▶ [Work to do]: Repeat every record below exactly, leaving out the pictures.

▶ [Data supplied]:
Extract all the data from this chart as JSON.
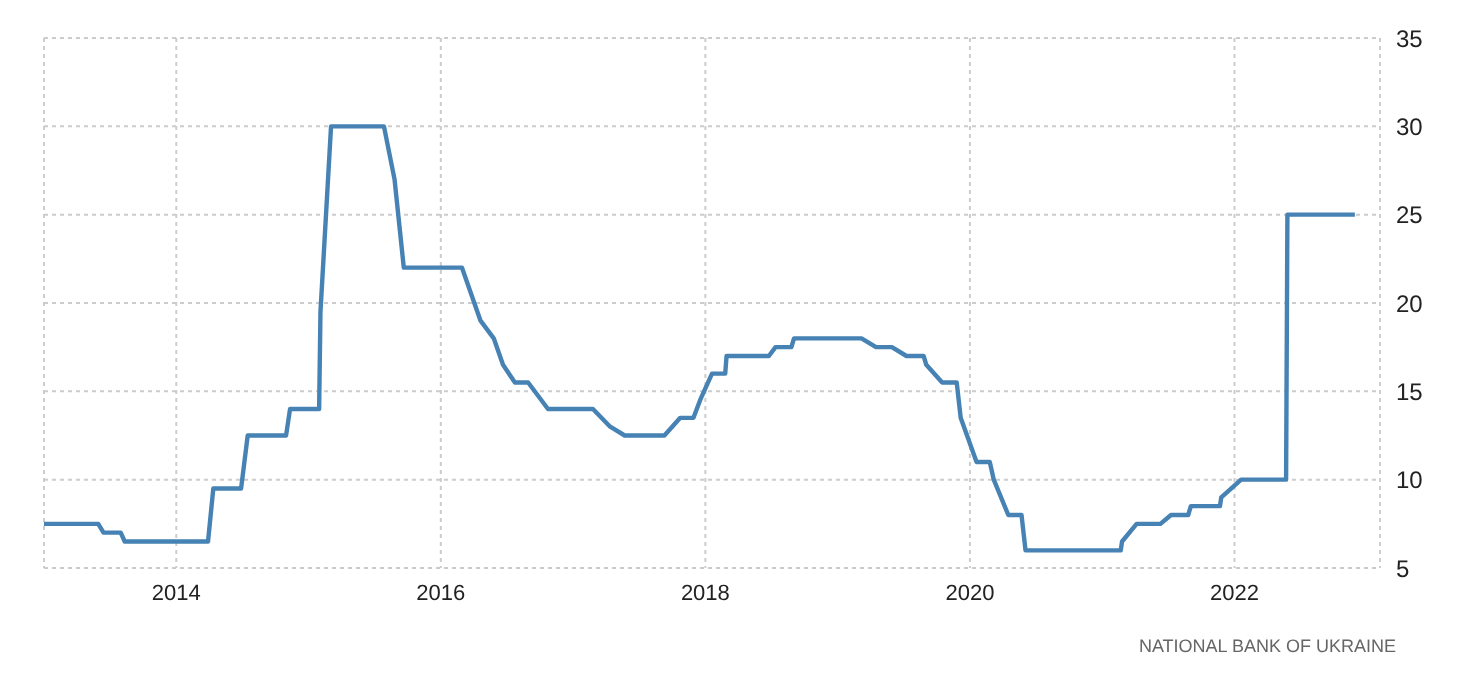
{
  "chart_data": {
    "type": "line",
    "annotations": [
      "NATIONAL BANK OF UKRAINE"
    ],
    "xlim": [
      2013,
      2023.1
    ],
    "xticks": [
      2014,
      2016,
      2018,
      2020,
      2022
    ],
    "ylim": [
      5,
      35
    ],
    "yticks": [
      5,
      10,
      15,
      20,
      25,
      30,
      35
    ],
    "grid": true,
    "legend": false,
    "marker": "none",
    "line_style": "solid",
    "series": [
      {
        "color": "#4682b4",
        "x": [
          2013,
          2013.41,
          2013.45,
          2013.58,
          2013.61,
          2014.24,
          2014.28,
          2014.49,
          2014.54,
          2014.83,
          2014.86,
          2015.08,
          2015.09,
          2015.17,
          2015.57,
          2015.65,
          2015.72,
          2016.16,
          2016.3,
          2016.4,
          2016.47,
          2016.56,
          2016.66,
          2016.81,
          2017.15,
          2017.28,
          2017.39,
          2017.69,
          2017.81,
          2017.91,
          2017.96,
          2018.05,
          2018.15,
          2018.16,
          2018.48,
          2018.53,
          2018.65,
          2018.67,
          2019.18,
          2019.29,
          2019.41,
          2019.52,
          2019.65,
          2019.67,
          2019.79,
          2019.9,
          2019.93,
          2020.05,
          2020.15,
          2020.18,
          2020.29,
          2020.39,
          2020.42,
          2021.14,
          2021.15,
          2021.26,
          2021.44,
          2021.52,
          2021.65,
          2021.67,
          2021.89,
          2021.9,
          2022.05,
          2022.39,
          2022.4,
          2022.91
        ],
        "values": [
          7.5,
          7.5,
          7,
          7,
          6.5,
          6.5,
          9.5,
          9.5,
          12.5,
          12.5,
          14,
          14,
          19.5,
          30,
          30,
          27,
          22,
          22,
          19,
          18,
          16.5,
          15.5,
          15.5,
          14,
          14,
          13,
          12.5,
          12.5,
          13.5,
          13.5,
          14.5,
          16,
          16,
          17,
          17,
          17.5,
          17.5,
          18,
          18,
          17.5,
          17.5,
          17,
          17,
          16.5,
          15.5,
          15.5,
          13.5,
          11,
          11,
          10,
          8,
          8,
          6,
          6,
          6.5,
          7.5,
          7.5,
          8,
          8,
          8.5,
          8.5,
          9,
          10,
          10,
          25,
          25
        ]
      }
    ]
  }
}
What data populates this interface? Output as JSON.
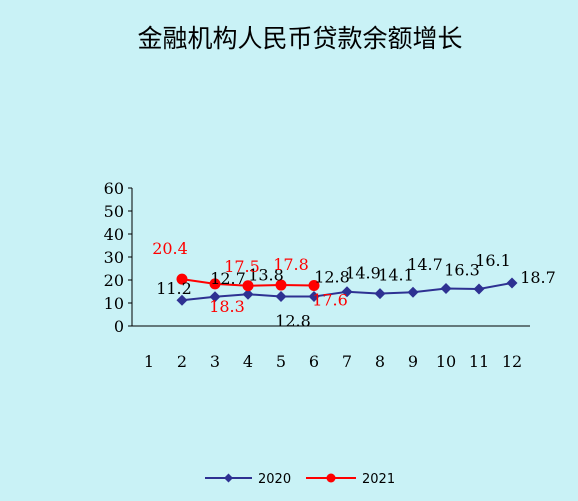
{
  "chart_data": {
    "type": "line",
    "title": "金融机构人民币贷款余额增长",
    "xlabel": "",
    "ylabel": "",
    "ylim": [
      0,
      60
    ],
    "yticks": [
      "0",
      "10",
      "20",
      "30",
      "40",
      "50",
      "60"
    ],
    "categories": [
      "1",
      "2",
      "3",
      "4",
      "5",
      "6",
      "7",
      "8",
      "9",
      "10",
      "11",
      "12"
    ],
    "grid": false,
    "legend_position": "bottom",
    "series": [
      {
        "name": "2020",
        "color": "#2e3192",
        "marker": "diamond",
        "values": [
          null,
          11.2,
          12.7,
          13.8,
          12.8,
          12.8,
          14.9,
          14.1,
          14.7,
          16.3,
          16.1,
          18.7
        ],
        "labels": [
          null,
          "11.2",
          "12.7",
          "13.8",
          "12.8",
          "12.8",
          "14.9",
          "14.1",
          "14.7",
          "16.3",
          "16.1",
          "18.7"
        ]
      },
      {
        "name": "2021",
        "color": "#ff0000",
        "marker": "circle",
        "values": [
          null,
          20.4,
          18.3,
          17.5,
          17.8,
          17.6,
          null,
          null,
          null,
          null,
          null,
          null
        ],
        "labels": [
          null,
          "20.4",
          "18.3",
          "17.5",
          "17.8",
          "17.6",
          null,
          null,
          null,
          null,
          null,
          null
        ]
      }
    ]
  }
}
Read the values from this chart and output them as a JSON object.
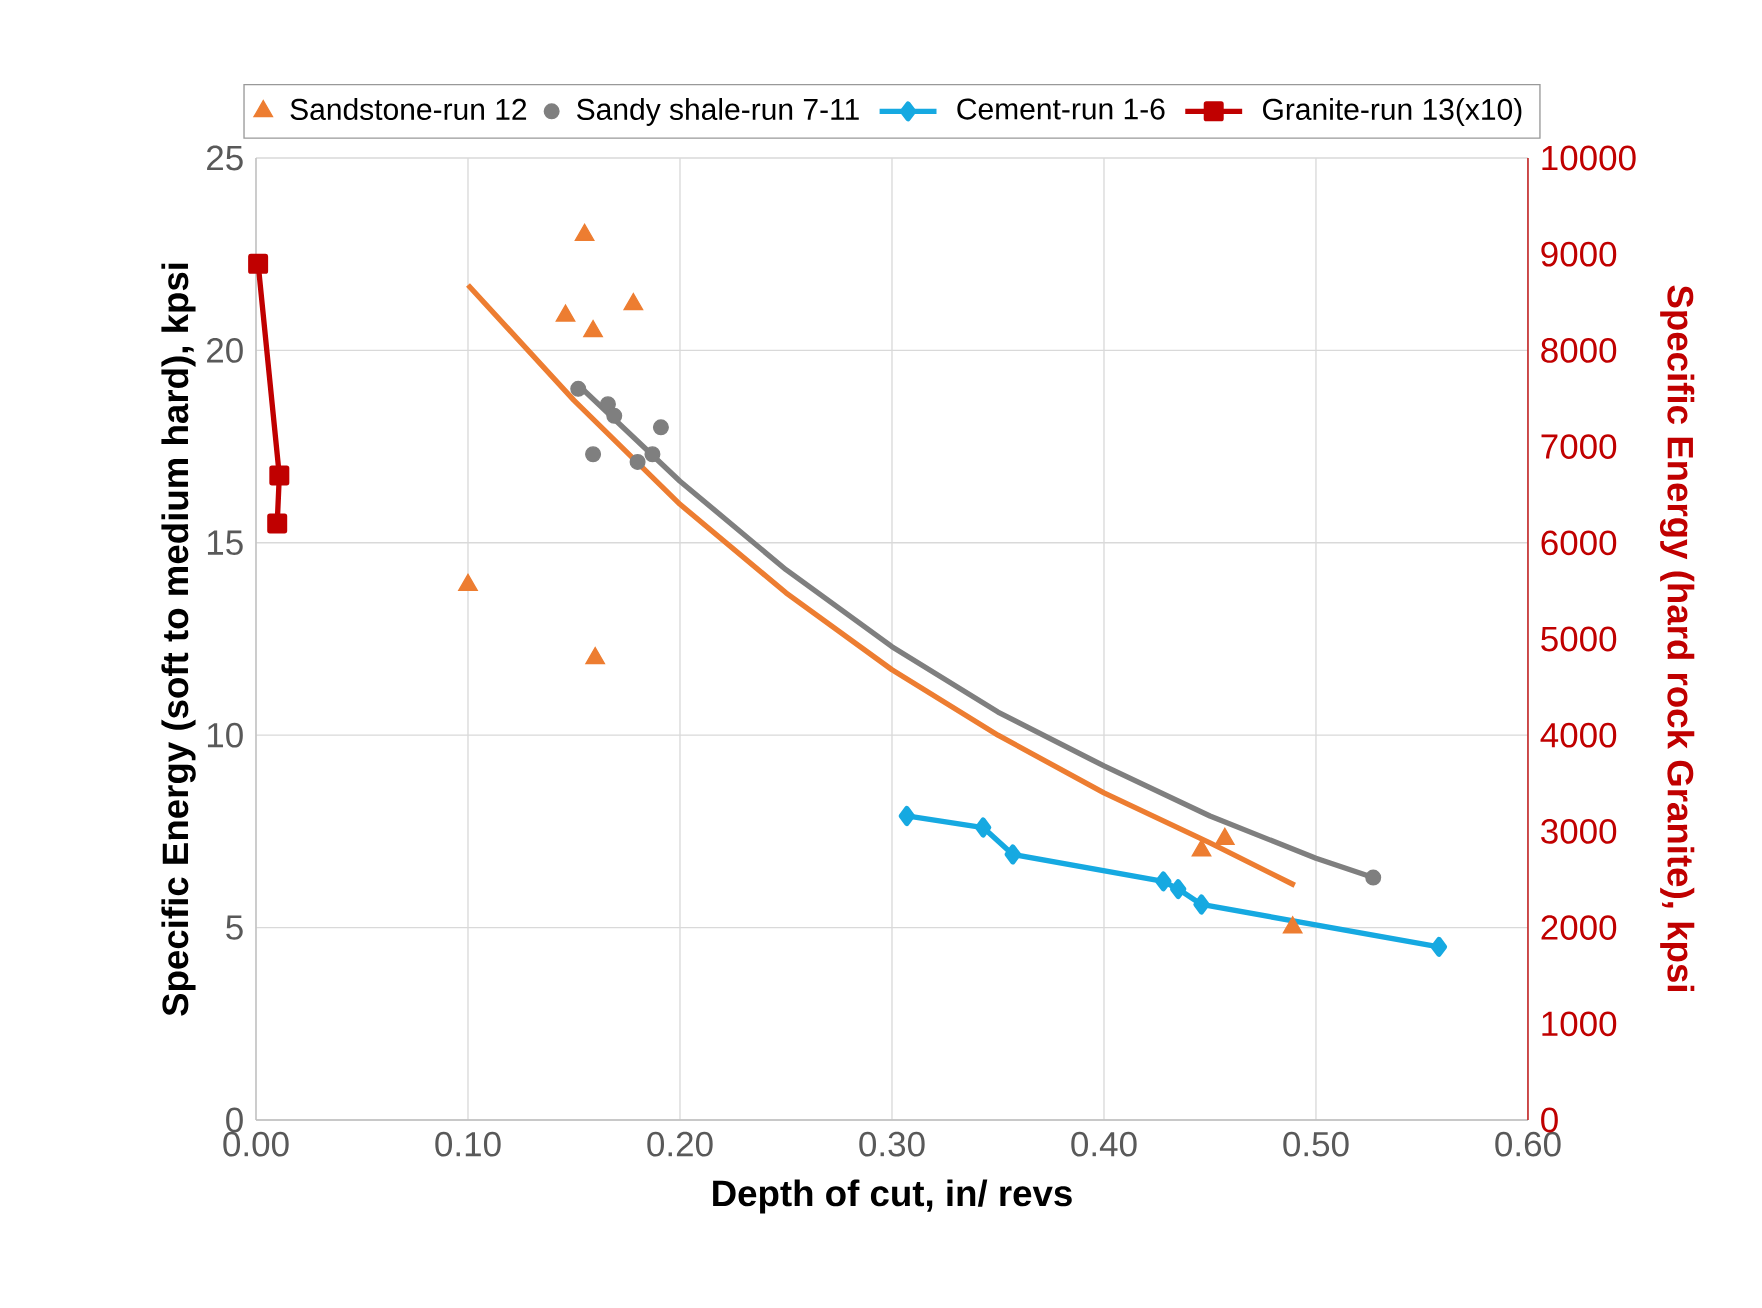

▶ [Response for this exercise]:
Extract all the data from this chart as JSON.
{
  "chart_data": {
    "type": "line",
    "annotations": [
      "NATIONAL BANK OF UKRAINE"
    ],
    "xlim": [
      2013,
      2023.1
    ],
    "xticks": [
      2014,
      2016,
      2018,
      2020,
      2022
    ],
    "ylim": [
      5,
      35
    ],
    "yticks": [
      5,
      10,
      15,
      20,
      25,
      30,
      35
    ],
    "grid": true,
    "legend": false,
    "marker": "none",
    "line_style": "solid",
    "series": [
      {
        "color": "#4682b4",
        "x": [
          2013,
          2013.41,
          2013.45,
          2013.58,
          2013.61,
          2014.24,
          2014.28,
          2014.49,
          2014.54,
          2014.83,
          2014.86,
          2015.08,
          2015.09,
          2015.17,
          2015.57,
          2015.65,
          2015.72,
          2016.16,
          2016.3,
          2016.4,
          2016.47,
          2016.56,
          2016.66,
          2016.81,
          2017.15,
          2017.28,
          2017.39,
          2017.69,
          2017.81,
          2017.91,
          2017.96,
          2018.05,
          2018.15,
          2018.16,
          2018.48,
          2018.53,
          2018.65,
          2018.67,
          2019.18,
          2019.29,
          2019.41,
          2019.52,
          2019.65,
          2019.67,
          2019.79,
          2019.9,
          2019.93,
          2020.05,
          2020.15,
          2020.18,
          2020.29,
          2020.39,
          2020.42,
          2021.14,
          2021.15,
          2021.26,
          2021.44,
          2021.52,
          2021.65,
          2021.67,
          2021.89,
          2021.9,
          2022.05,
          2022.39,
          2022.4,
          2022.91
        ],
        "values": [
          7.5,
          7.5,
          7,
          7,
          6.5,
          6.5,
          9.5,
          9.5,
          12.5,
          12.5,
          14,
          14,
          19.5,
          30,
          30,
          27,
          22,
          22,
          19,
          18,
          16.5,
          15.5,
          15.5,
          14,
          14,
          13,
          12.5,
          12.5,
          13.5,
          13.5,
          14.5,
          16,
          16,
          17,
          17,
          17.5,
          17.5,
          18,
          18,
          17.5,
          17.5,
          17,
          17,
          16.5,
          15.5,
          15.5,
          13.5,
          11,
          11,
          10,
          8,
          8,
          6,
          6,
          6.5,
          7.5,
          7.5,
          8,
          8,
          8.5,
          8.5,
          9,
          10,
          10,
          25,
          25
        ]
      }
    ]
  }
}
What data populates this interface? Output as JSON.
{
  "chart_data": {
    "type": "line",
    "title": "金融机构人民币贷款余额增长",
    "xlabel": "",
    "ylabel": "",
    "ylim": [
      0,
      60
    ],
    "yticks": [
      "0",
      "10",
      "20",
      "30",
      "40",
      "50",
      "60"
    ],
    "categories": [
      "1",
      "2",
      "3",
      "4",
      "5",
      "6",
      "7",
      "8",
      "9",
      "10",
      "11",
      "12"
    ],
    "grid": false,
    "legend_position": "bottom",
    "series": [
      {
        "name": "2020",
        "color": "#2e3192",
        "marker": "diamond",
        "values": [
          null,
          11.2,
          12.7,
          13.8,
          12.8,
          12.8,
          14.9,
          14.1,
          14.7,
          16.3,
          16.1,
          18.7
        ],
        "labels": [
          null,
          "11.2",
          "12.7",
          "13.8",
          "12.8",
          "12.8",
          "14.9",
          "14.1",
          "14.7",
          "16.3",
          "16.1",
          "18.7"
        ]
      },
      {
        "name": "2021",
        "color": "#ff0000",
        "marker": "circle",
        "values": [
          null,
          20.4,
          18.3,
          17.5,
          17.8,
          17.6,
          null,
          null,
          null,
          null,
          null,
          null
        ],
        "labels": [
          null,
          "20.4",
          "18.3",
          "17.5",
          "17.8",
          "17.6",
          null,
          null,
          null,
          null,
          null,
          null
        ]
      }
    ]
  }
}
Read the values from this chart and output them as a JSON object.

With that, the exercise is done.